*Supplied records*
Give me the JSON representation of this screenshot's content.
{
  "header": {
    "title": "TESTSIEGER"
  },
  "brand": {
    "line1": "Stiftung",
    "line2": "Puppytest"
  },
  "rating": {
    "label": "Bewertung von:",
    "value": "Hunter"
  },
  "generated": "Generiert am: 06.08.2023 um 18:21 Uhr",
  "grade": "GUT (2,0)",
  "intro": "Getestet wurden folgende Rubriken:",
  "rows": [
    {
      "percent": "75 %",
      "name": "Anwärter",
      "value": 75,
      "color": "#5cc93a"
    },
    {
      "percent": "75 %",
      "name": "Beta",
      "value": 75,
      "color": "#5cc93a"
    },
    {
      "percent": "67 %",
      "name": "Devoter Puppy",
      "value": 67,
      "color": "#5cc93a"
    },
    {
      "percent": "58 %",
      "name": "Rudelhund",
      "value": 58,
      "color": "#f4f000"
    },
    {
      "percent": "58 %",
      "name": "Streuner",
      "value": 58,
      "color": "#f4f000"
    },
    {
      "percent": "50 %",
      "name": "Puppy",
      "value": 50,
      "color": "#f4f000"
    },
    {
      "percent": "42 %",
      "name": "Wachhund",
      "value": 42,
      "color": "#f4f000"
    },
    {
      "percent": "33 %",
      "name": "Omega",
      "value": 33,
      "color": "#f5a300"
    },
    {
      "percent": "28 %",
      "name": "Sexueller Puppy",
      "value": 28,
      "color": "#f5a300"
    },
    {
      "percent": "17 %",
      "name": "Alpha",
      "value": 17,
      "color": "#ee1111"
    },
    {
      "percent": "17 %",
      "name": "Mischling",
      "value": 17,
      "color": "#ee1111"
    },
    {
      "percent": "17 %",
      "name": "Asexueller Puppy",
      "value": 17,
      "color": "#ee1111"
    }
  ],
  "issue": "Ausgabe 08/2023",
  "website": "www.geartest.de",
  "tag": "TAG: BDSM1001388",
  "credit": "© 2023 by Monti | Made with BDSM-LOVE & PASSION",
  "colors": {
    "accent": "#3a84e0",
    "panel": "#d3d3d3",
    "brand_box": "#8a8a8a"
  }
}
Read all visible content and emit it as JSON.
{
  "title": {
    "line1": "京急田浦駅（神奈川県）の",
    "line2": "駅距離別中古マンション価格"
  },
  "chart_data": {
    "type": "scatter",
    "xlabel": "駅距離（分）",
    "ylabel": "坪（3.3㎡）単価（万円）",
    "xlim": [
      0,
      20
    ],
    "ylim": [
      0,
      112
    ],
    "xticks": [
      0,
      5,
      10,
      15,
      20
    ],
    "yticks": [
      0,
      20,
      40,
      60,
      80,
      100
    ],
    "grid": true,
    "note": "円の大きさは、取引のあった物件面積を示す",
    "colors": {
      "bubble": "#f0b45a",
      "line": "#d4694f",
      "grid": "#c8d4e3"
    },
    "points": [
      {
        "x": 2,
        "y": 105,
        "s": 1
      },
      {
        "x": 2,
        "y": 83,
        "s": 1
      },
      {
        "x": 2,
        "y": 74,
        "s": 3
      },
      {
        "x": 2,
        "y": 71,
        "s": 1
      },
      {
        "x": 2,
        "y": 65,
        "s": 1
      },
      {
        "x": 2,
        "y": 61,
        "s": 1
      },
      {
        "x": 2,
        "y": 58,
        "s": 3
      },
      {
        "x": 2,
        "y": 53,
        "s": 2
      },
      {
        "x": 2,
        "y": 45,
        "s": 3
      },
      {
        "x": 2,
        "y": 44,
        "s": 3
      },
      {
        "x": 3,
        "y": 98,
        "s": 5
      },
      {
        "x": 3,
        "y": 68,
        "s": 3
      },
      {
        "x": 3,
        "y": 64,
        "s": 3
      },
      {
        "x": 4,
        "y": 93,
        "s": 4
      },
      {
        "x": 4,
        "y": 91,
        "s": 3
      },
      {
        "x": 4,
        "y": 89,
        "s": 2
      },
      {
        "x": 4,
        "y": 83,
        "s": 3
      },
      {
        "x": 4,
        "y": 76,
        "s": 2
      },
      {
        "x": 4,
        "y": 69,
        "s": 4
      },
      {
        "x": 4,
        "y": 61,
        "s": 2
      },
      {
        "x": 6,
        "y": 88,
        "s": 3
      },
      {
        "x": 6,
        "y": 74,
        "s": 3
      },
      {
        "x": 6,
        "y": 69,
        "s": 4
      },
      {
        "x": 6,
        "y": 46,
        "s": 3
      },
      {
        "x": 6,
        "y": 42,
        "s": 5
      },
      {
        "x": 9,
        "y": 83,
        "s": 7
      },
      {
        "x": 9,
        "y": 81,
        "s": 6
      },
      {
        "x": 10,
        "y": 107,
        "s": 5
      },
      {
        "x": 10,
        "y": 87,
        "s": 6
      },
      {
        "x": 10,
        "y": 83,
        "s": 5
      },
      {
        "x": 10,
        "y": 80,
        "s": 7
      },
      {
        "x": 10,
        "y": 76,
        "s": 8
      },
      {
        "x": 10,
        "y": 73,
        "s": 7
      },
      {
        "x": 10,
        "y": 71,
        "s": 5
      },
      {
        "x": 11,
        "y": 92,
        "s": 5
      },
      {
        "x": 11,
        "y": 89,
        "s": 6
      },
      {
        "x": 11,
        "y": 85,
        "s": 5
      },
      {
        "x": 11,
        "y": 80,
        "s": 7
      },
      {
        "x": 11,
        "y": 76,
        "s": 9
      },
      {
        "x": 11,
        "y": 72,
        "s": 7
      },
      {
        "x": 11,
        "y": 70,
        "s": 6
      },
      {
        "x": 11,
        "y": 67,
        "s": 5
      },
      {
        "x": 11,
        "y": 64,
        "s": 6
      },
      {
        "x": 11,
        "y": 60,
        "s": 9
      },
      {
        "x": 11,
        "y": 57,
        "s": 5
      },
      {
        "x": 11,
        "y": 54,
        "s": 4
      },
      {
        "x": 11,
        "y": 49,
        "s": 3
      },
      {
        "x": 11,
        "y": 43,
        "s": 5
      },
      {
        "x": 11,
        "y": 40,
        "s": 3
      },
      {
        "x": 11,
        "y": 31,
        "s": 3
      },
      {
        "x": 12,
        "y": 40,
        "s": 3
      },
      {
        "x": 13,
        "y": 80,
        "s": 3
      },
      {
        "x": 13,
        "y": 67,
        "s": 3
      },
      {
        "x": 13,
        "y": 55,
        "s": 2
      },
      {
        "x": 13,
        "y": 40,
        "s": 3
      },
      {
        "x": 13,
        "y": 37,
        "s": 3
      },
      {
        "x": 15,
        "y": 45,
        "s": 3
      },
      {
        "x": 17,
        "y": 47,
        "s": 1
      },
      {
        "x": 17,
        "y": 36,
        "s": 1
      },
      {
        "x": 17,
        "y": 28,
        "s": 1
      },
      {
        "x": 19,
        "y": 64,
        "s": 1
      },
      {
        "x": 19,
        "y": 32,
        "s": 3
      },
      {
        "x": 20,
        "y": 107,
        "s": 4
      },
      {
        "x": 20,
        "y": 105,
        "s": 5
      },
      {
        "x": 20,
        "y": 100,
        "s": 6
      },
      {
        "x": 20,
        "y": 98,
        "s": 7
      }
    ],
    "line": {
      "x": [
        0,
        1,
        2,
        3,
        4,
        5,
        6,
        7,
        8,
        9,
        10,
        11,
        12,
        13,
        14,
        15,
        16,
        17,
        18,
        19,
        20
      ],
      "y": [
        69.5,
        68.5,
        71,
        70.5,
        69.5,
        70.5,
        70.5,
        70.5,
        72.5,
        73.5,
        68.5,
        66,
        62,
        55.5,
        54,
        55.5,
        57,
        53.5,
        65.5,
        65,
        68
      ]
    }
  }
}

*Prompt*
From the records above, extract every entry verbatim.

*Answer below*
Give me the JSON representation of this screenshot's content.
{
  "header": {
    "title": "TESTSIEGER"
  },
  "brand": {
    "line1": "Stiftung",
    "line2": "Puppytest"
  },
  "rating": {
    "label": "Bewertung von:",
    "value": "Hunter"
  },
  "generated": "Generiert am: 06.08.2023 um 18:21 Uhr",
  "grade": "GUT (2,0)",
  "intro": "Getestet wurden folgende Rubriken:",
  "rows": [
    {
      "percent": "75 %",
      "name": "Anwärter",
      "value": 75,
      "color": "#5cc93a"
    },
    {
      "percent": "75 %",
      "name": "Beta",
      "value": 75,
      "color": "#5cc93a"
    },
    {
      "percent": "67 %",
      "name": "Devoter Puppy",
      "value": 67,
      "color": "#5cc93a"
    },
    {
      "percent": "58 %",
      "name": "Rudelhund",
      "value": 58,
      "color": "#f4f000"
    },
    {
      "percent": "58 %",
      "name": "Streuner",
      "value": 58,
      "color": "#f4f000"
    },
    {
      "percent": "50 %",
      "name": "Puppy",
      "value": 50,
      "color": "#f4f000"
    },
    {
      "percent": "42 %",
      "name": "Wachhund",
      "value": 42,
      "color": "#f4f000"
    },
    {
      "percent": "33 %",
      "name": "Omega",
      "value": 33,
      "color": "#f5a300"
    },
    {
      "percent": "28 %",
      "name": "Sexueller Puppy",
      "value": 28,
      "color": "#f5a300"
    },
    {
      "percent": "17 %",
      "name": "Alpha",
      "value": 17,
      "color": "#ee1111"
    },
    {
      "percent": "17 %",
      "name": "Mischling",
      "value": 17,
      "color": "#ee1111"
    },
    {
      "percent": "17 %",
      "name": "Asexueller Puppy",
      "value": 17,
      "color": "#ee1111"
    }
  ],
  "issue": "Ausgabe 08/2023",
  "website": "www.geartest.de",
  "tag": "TAG: BDSM1001388",
  "credit": "© 2023 by Monti | Made with BDSM-LOVE & PASSION",
  "colors": {
    "accent": "#3a84e0",
    "panel": "#d3d3d3",
    "brand_box": "#8a8a8a"
  }
}
Read all visible content and emit it as JSON.
{
  "title": {
    "line1": "京急田浦駅（神奈川県）の",
    "line2": "駅距離別中古マンション価格"
  },
  "chart_data": {
    "type": "scatter",
    "xlabel": "駅距離（分）",
    "ylabel": "坪（3.3㎡）単価（万円）",
    "xlim": [
      0,
      20
    ],
    "ylim": [
      0,
      112
    ],
    "xticks": [
      0,
      5,
      10,
      15,
      20
    ],
    "yticks": [
      0,
      20,
      40,
      60,
      80,
      100
    ],
    "grid": true,
    "note": "円の大きさは、取引のあった物件面積を示す",
    "colors": {
      "bubble": "#f0b45a",
      "line": "#d4694f",
      "grid": "#c8d4e3"
    },
    "points": [
      {
        "x": 2,
        "y": 105,
        "s": 1
      },
      {
        "x": 2,
        "y": 83,
        "s": 1
      },
      {
        "x": 2,
        "y": 74,
        "s": 3
      },
      {
        "x": 2,
        "y": 71,
        "s": 1
      },
      {
        "x": 2,
        "y": 65,
        "s": 1
      },
      {
        "x": 2,
        "y": 61,
        "s": 1
      },
      {
        "x": 2,
        "y": 58,
        "s": 3
      },
      {
        "x": 2,
        "y": 53,
        "s": 2
      },
      {
        "x": 2,
        "y": 45,
        "s": 3
      },
      {
        "x": 2,
        "y": 44,
        "s": 3
      },
      {
        "x": 3,
        "y": 98,
        "s": 5
      },
      {
        "x": 3,
        "y": 68,
        "s": 3
      },
      {
        "x": 3,
        "y": 64,
        "s": 3
      },
      {
        "x": 4,
        "y": 93,
        "s": 4
      },
      {
        "x": 4,
        "y": 91,
        "s": 3
      },
      {
        "x": 4,
        "y": 89,
        "s": 2
      },
      {
        "x": 4,
        "y": 83,
        "s": 3
      },
      {
        "x": 4,
        "y": 76,
        "s": 2
      },
      {
        "x": 4,
        "y": 69,
        "s": 4
      },
      {
        "x": 4,
        "y": 61,
        "s": 2
      },
      {
        "x": 6,
        "y": 88,
        "s": 3
      },
      {
        "x": 6,
        "y": 74,
        "s": 3
      },
      {
        "x": 6,
        "y": 69,
        "s": 4
      },
      {
        "x": 6,
        "y": 46,
        "s": 3
      },
      {
        "x": 6,
        "y": 42,
        "s": 5
      },
      {
        "x": 9,
        "y": 83,
        "s": 7
      },
      {
        "x": 9,
        "y": 81,
        "s": 6
      },
      {
        "x": 10,
        "y": 107,
        "s": 5
      },
      {
        "x": 10,
        "y": 87,
        "s": 6
      },
      {
        "x": 10,
        "y": 83,
        "s": 5
      },
      {
        "x": 10,
        "y": 80,
        "s": 7
      },
      {
        "x": 10,
        "y": 76,
        "s": 8
      },
      {
        "x": 10,
        "y": 73,
        "s": 7
      },
      {
        "x": 10,
        "y": 71,
        "s": 5
      },
      {
        "x": 11,
        "y": 92,
        "s": 5
      },
      {
        "x": 11,
        "y": 89,
        "s": 6
      },
      {
        "x": 11,
        "y": 85,
        "s": 5
      },
      {
        "x": 11,
        "y": 80,
        "s": 7
      },
      {
        "x": 11,
        "y": 76,
        "s": 9
      },
      {
        "x": 11,
        "y": 72,
        "s": 7
      },
      {
        "x": 11,
        "y": 70,
        "s": 6
      },
      {
        "x": 11,
        "y": 67,
        "s": 5
      },
      {
        "x": 11,
        "y": 64,
        "s": 6
      },
      {
        "x": 11,
        "y": 60,
        "s": 9
      },
      {
        "x": 11,
        "y": 57,
        "s": 5
      },
      {
        "x": 11,
        "y": 54,
        "s": 4
      },
      {
        "x": 11,
        "y": 49,
        "s": 3
      },
      {
        "x": 11,
        "y": 43,
        "s": 5
      },
      {
        "x": 11,
        "y": 40,
        "s": 3
      },
      {
        "x": 11,
        "y": 31,
        "s": 3
      },
      {
        "x": 12,
        "y": 40,
        "s": 3
      },
      {
        "x": 13,
        "y": 80,
        "s": 3
      },
      {
        "x": 13,
        "y": 67,
        "s": 3
      },
      {
        "x": 13,
        "y": 55,
        "s": 2
      },
      {
        "x": 13,
        "y": 40,
        "s": 3
      },
      {
        "x": 13,
        "y": 37,
        "s": 3
      },
      {
        "x": 15,
        "y": 45,
        "s": 3
      },
      {
        "x": 17,
        "y": 47,
        "s": 1
      },
      {
        "x": 17,
        "y": 36,
        "s": 1
      },
      {
        "x": 17,
        "y": 28,
        "s": 1
      },
      {
        "x": 19,
        "y": 64,
        "s": 1
      },
      {
        "x": 19,
        "y": 32,
        "s": 3
      },
      {
        "x": 20,
        "y": 107,
        "s": 4
      },
      {
        "x": 20,
        "y": 105,
        "s": 5
      },
      {
        "x": 20,
        "y": 100,
        "s": 6
      },
      {
        "x": 20,
        "y": 98,
        "s": 7
      }
    ],
    "line": {
      "x": [
        0,
        1,
        2,
        3,
        4,
        5,
        6,
        7,
        8,
        9,
        10,
        11,
        12,
        13,
        14,
        15,
        16,
        17,
        18,
        19,
        20
      ],
      "y": [
        69.5,
        68.5,
        71,
        70.5,
        69.5,
        70.5,
        70.5,
        70.5,
        72.5,
        73.5,
        68.5,
        66,
        62,
        55.5,
        54,
        55.5,
        57,
        53.5,
        65.5,
        65,
        68
      ]
    }
  }
}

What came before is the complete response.